§ **ENUNCIADO A**: Según el texto sobre Gabriel, ¿a qué hora sale su mamá todos los días?
§ **ENUNCIADO B**: Por favor, prosigue el texto sobre Gabriel a partir de su última oración.

§ **TEXTO DEL DOCUMENTO**:
####
Todo esto lo dijo, con sus pausas, antes de meter la mitad de su cuerpo dentro de la basura.
De su mamá, comenta:
—Es así como tú, jovencita. Tiene el cabello y las orejas como yo. Bonitas, ¿verdad?
Y sonríe. Cuenta que su mamá trabaja limpiando en un edificio y que sale todos los días a las 5:00 de la mañana y regresa a las 7:00 de la noche.
—Siempre me dice que me porte bien antes de irse. Claro que sabe que vengo para acá cuando no voy a la escuela, por eso repite que me porte bien.
—¿Y tú qué le dices?
—Que me traiga algo.
“Hugo Chávez se prohíbe a sí mismo que hayan niños de la calle en Venezuela (…) Seré el culpable si hay niños abandonados”. Yo tenía 5 años de edad cuando el fallecido mandatario dijo esa frase, el 6 de diciembre de 1998. Fue el día en que Chávez llegó a la presidencia de Venezuela y dijo, entre otras cosas, que la infancia sería un asunto importante para él. Esas palabras debieron ser esperanzadoras para los cerca de 8.000 niños que deambulaban por la ciudad.
Para entonces estos sufrían de violencia intrafamiliar, explotación infantil o estaban desprendidos de su núcleo familiar. Este no parece ser el caso de Gabriel, porque él asegura que regresa todos los días a las 5:00 de la tarde a su casa.
—Como de la basura porque no hay comida. Hoy no tenía desayuno, por eso no fui a la escuela. A veces mi mamá me deja el almuerzo. Pero prefiero venirme para acá, así lo dejo para la noche y quedo más lleno —dice mientras se encorva de hombros, como en un gesto de complicidad.
Gabriel, su hermano mayor y otro más pequeño, suelen comer arroz.
—Mi mamá prepara la mitad de la olla para que rinda. Yo me lo como con salsa de tomate.
Cuando Chávez “cumplió con su promesa” yo ya tenía 15 años de edad. Salió en cadena nacional, en su mensaje anual ante la Asamblea Nacional, diciendo: “No hay niños de la calle”. Hizo énfasis en el “no”’.
####
§ **DATOS PROPORCIONADOS**:

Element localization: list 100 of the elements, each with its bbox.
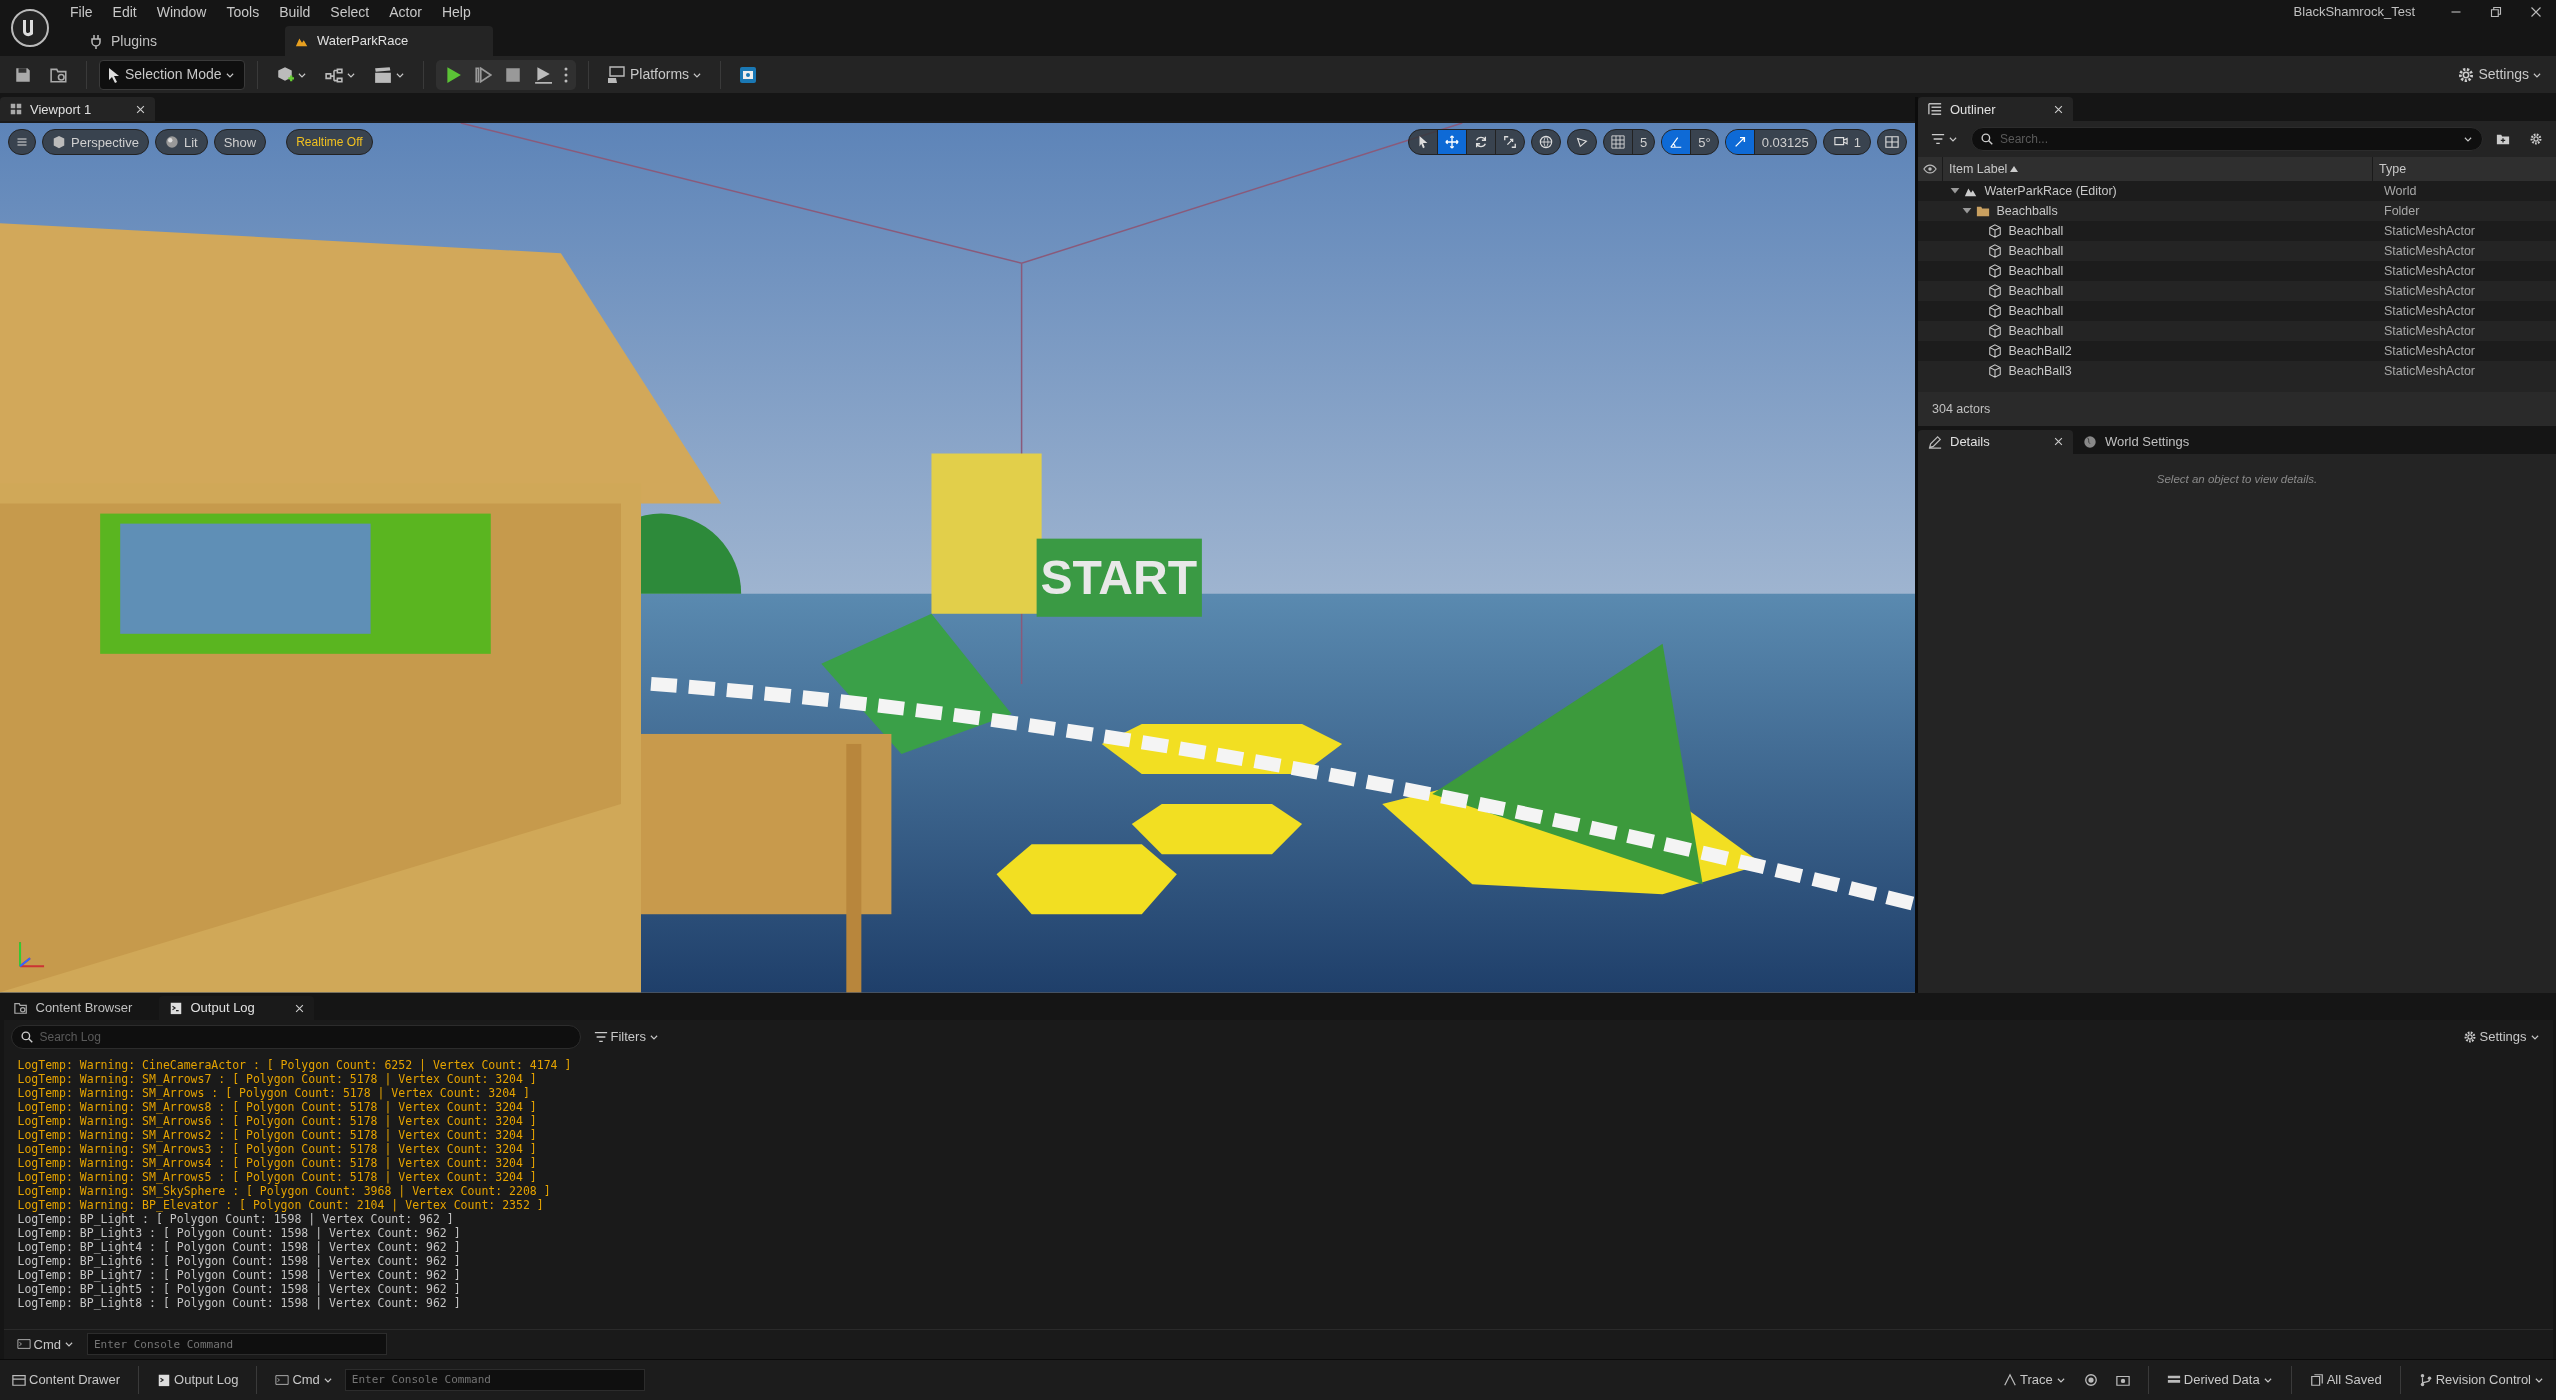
####
§ **RESPUESTA FINAL A**: A las 5:00 de la mañana.

§ **RESPUESTA FINAL B**:
Pero en ese tiempo, a los niños de 1997, los llamados huelepega, les siguieron los adolescentes que se incorporaron a bandas delictivas, entre 2007 y 2016. Y luego vinieron los de hoy, los que recorren la ruta de la mendicidad y atraviesan la ciudad en busca de alimentos.
—Si la comida que sacan en el restaurante no está buena, me voy sin comer. Algunas bolsas tienen como agua y entonces todo se moja. Y huele mal. Otros niños también vienen, son como de mi tamaño. Jugamos en la tarde mientras sacan las bolsas.
Su mirada no deja de apuntar hacia el cesto de la basura.
—Yo me porto bien, solo juego. Hay otros que sí les quitan las cosas a las personas. No, no, no. Eso no me gusta. Cuando las personas me dan cosas, las comparto y todo. A mí nunca me ha gustado ser egoísta. Tampoco si veo a otro niño con algo, yo lo voy a querer. Porque eso es envidia.
Con 11 años, camina buscando la supervivencia, aunque a esa edad se tenga más vida que derrotas. Pero Gabriel suele ser derrotado en reiteradas ocasiones por la realidad. En cambio, en el videojuego que le gusta (Grand Theft Auto: San Andreas) no le gana nadie. Eso me ha dicho.
Sus manos dieron con un trozo de shawarma. No debe saber mal. Aún está suave y apenas tiene algunos restos de otras sobras. Lo sopla para retirarlas y con los dedos barre las migajas que no salieron. Le da una última mirada por ambos lados antes de convencerse de llevarlo a la boca. Le pasa la mano completa y concluye en un mordisco que termina chorreando de salsa sus labios. Se limpia con el mismo pan.
Al terminar de comer levanta su mirada y ahora sí mira hacia el frente, como lo haría su mamá después de rezar en las noches. Ya me dijo que lo está enseñando a orar y que lo llevan a la iglesia los domingos.
—Le pido a Dios que nos ayude. No quiero ir más a la calle. Solo quiero estar con mi mamá. Los otros niños dicen que en las casas hogares les dan comida, pero yo no quiero ir para allá.
En Venezuela, la Ley Orgánica de Protección a Niños, Niñas y Adolescentes vela para que a ellos no les sean vulnerados sus derechos básicos, como la alimentación. También está la misión Niños y Niñas del Barrio. Pero cuando aparece un caso y los consejeros de protección intentan hacer el enlace, no obtienen respuesta.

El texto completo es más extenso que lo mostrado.